**DIRECTIVE:** Gather every line from the entries below that includes "country".

**RECORD EXTRACTS:**
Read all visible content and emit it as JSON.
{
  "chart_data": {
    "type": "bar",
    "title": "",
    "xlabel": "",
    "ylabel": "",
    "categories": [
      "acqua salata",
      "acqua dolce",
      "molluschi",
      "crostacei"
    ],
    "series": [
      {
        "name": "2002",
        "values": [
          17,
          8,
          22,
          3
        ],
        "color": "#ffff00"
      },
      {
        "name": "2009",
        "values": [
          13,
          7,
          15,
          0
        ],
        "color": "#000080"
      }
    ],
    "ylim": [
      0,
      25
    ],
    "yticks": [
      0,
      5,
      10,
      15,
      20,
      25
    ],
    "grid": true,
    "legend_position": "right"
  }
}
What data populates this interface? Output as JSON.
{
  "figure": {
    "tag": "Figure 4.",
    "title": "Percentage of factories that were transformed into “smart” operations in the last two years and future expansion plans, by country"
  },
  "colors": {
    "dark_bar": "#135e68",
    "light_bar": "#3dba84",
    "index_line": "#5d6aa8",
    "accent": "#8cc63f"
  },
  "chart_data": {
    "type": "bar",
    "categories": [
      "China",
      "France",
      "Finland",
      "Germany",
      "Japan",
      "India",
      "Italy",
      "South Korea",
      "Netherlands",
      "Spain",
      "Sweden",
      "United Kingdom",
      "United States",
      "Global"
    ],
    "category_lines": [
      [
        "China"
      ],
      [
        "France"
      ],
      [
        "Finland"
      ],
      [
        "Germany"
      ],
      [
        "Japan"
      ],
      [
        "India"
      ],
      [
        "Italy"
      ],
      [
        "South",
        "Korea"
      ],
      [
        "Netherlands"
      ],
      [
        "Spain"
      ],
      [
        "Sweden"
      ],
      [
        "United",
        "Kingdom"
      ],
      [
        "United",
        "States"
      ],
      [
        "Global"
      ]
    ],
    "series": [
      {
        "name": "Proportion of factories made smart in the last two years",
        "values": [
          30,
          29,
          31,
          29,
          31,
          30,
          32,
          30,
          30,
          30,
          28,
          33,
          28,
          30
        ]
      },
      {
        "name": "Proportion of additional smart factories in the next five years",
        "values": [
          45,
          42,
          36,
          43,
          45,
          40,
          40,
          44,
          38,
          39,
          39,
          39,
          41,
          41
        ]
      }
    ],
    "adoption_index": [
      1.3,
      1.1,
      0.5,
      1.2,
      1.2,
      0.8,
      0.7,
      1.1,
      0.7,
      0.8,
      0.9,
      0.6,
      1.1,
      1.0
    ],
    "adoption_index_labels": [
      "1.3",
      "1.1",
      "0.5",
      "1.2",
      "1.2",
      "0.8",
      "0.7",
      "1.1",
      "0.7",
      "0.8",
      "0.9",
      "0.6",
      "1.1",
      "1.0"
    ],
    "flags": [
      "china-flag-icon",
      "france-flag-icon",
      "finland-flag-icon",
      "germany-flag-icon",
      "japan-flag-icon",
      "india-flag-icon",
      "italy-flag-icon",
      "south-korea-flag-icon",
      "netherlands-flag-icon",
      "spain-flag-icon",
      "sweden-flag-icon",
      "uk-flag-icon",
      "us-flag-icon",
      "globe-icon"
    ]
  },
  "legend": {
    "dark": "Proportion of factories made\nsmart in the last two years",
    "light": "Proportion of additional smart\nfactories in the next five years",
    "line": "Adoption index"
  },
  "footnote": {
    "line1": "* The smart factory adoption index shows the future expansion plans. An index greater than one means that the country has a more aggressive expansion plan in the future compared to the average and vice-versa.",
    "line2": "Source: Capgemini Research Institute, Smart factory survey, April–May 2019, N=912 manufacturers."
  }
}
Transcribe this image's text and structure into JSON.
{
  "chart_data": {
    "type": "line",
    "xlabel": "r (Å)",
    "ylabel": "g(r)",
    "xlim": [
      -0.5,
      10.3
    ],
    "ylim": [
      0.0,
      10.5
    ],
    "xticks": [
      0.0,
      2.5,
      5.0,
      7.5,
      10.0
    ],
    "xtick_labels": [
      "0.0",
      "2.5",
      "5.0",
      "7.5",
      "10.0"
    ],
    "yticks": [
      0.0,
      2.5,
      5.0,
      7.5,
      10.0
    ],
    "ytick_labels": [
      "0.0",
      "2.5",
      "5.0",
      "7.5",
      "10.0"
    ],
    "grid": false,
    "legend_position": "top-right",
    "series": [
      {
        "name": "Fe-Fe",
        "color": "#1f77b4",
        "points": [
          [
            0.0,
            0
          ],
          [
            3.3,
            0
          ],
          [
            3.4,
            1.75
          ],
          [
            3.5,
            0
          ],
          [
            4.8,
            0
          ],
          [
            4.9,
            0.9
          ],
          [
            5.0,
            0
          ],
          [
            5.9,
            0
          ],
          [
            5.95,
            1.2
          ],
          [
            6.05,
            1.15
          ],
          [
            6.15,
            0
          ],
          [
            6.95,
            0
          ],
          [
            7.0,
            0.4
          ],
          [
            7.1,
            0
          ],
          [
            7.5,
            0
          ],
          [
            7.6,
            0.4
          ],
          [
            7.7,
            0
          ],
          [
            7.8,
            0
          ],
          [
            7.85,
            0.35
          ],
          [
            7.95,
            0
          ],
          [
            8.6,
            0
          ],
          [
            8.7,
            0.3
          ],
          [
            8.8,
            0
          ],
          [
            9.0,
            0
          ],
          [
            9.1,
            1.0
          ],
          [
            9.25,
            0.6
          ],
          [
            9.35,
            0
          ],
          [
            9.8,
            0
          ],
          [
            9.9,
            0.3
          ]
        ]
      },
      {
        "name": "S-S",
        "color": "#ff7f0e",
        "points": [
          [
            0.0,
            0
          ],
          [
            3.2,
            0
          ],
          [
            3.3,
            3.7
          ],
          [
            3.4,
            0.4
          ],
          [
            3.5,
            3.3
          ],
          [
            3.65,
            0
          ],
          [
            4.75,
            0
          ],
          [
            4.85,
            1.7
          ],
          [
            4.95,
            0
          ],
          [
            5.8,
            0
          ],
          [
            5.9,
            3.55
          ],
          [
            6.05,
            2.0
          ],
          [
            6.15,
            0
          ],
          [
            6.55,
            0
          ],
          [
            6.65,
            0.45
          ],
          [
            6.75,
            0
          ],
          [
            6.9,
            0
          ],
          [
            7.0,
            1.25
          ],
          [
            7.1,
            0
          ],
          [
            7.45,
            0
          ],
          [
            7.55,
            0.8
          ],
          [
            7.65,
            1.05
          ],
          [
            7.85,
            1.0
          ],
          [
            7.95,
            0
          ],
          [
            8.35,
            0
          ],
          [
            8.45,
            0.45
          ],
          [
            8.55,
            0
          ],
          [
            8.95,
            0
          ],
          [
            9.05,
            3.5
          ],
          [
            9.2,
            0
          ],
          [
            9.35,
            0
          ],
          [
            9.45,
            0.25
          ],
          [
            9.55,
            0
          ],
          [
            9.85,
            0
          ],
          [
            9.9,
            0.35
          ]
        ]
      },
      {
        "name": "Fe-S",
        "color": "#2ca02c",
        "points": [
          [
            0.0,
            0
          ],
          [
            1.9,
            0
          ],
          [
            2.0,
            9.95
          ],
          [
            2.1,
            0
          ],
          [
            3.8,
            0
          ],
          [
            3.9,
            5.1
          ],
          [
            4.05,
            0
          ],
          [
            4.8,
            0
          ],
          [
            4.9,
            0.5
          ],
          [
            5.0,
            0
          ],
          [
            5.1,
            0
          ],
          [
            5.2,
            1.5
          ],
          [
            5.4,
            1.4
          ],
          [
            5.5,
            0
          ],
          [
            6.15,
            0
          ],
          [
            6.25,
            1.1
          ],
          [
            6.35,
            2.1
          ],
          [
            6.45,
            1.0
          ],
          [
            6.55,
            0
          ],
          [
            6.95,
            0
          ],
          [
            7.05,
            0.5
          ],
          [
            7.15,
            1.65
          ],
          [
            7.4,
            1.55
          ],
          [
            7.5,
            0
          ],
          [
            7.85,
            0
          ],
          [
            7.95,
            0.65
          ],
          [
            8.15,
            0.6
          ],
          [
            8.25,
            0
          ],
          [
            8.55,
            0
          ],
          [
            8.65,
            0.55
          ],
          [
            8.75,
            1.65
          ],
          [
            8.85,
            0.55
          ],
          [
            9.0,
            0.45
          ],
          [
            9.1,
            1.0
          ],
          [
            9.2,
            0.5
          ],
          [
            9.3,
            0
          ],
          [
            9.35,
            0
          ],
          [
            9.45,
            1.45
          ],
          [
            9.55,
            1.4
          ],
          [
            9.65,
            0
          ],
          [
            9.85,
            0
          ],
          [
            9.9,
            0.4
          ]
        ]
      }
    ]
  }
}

**RESULT:**
    "title": "Percentage of factories that were transformed into “smart” operations in the last two years and future expansion plans, by country"
    "line1": "* The smart factory adoption index shows the future expansion plans. An index greater than one means that the country has a more aggressive expansion plan in the future compared to the average and vice-versa.",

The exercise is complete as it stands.